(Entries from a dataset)
——————

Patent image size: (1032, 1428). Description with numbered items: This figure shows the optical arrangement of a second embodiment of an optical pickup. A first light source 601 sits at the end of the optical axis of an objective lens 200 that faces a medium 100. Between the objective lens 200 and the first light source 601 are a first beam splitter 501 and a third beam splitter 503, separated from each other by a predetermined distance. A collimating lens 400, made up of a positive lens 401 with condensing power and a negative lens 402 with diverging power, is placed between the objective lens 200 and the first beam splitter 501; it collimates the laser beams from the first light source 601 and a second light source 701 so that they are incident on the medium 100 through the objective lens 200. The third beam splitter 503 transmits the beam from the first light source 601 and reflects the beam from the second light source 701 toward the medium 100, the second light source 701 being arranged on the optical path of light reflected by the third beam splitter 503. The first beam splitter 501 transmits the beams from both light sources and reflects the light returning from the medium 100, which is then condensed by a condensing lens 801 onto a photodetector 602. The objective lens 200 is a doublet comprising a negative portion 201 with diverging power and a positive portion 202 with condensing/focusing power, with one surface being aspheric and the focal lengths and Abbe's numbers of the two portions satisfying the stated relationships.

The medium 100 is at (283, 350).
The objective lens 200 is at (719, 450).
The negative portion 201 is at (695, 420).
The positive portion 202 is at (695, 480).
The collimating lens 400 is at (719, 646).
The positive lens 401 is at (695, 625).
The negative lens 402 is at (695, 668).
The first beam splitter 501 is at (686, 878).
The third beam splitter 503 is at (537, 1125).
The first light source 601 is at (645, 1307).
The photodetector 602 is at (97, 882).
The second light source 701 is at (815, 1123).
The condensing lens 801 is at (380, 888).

——————

Please format every line of the rows above as a numbered list, leaving out any blank lines.

1. Patent image size: (1032, 1428). Description with numbered items: This figure shows the optical arrangement of a second embodiment of an optical pickup. A first light source 601 sits at the end of the optical axis of an objective lens 200 that faces a medium 100. Between the objective lens 200 and the first light source 601 are a first beam splitter 501 and a third beam splitter 503, separated from each other by a predetermined distance. A collimating lens 400, made up of a positive lens 401 with condensing power and a negative lens 402 with diverging power, is placed between the objective lens 200 and the first beam splitter 501; it collimates the laser beams from the first light source 601 and a second light source 701 so that they are incident on the medium 100 through the objective lens 200. The third beam splitter 503 transmits the beam from the first light source 601 and reflects the beam from the second light source 701 toward the medium 100, the second light source 701 being arranged on the optical path of light reflected by the third beam splitter 503. The first beam splitter 501 transmits the beams from both light sources and reflects the light returning from the medium 100, which is then condensed by a condensing lens 801 onto a photodetector 602. The objective lens 200 is a doublet comprising a negative portion 201 with diverging power and a positive portion 202 with condensing/focusing power, with one surface being aspheric and the focal lengths and Abbe's numbers of the two portions satisfying the stated relationships.
2. The medium 100 is at (283, 350).
3. The objective lens 200 is at (719, 450).
4. The negative portion 201 is at (695, 420).
5. The positive portion 202 is at (695, 480).
6. The collimating lens 400 is at (719, 646).
7. The positive lens 401 is at (695, 625).
8. The negative lens 402 is at (695, 668).
9. The first beam splitter 501 is at (686, 878).
10. The third beam splitter 503 is at (537, 1125).
11. The first light source 601 is at (645, 1307).
12. The photodetector 602 is at (97, 882).
13. The second light source 701 is at (815, 1123).
14. The condensing lens 801 is at (380, 888).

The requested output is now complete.